### WHAT TO DO
Wherever a line below holds the word "history", copy that line.

### MATERIAL PROVIDED
■ ■ ■ ■ ■

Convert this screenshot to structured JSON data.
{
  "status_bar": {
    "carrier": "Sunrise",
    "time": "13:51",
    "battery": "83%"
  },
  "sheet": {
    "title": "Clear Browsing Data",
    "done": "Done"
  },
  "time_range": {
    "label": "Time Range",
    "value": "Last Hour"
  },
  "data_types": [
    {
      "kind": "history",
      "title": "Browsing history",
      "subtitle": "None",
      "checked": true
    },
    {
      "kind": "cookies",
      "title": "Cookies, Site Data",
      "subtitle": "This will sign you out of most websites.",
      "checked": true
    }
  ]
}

■ ■ ■ ■ ■

### RESULT
      "kind": "history",
      "title": "Browsing history",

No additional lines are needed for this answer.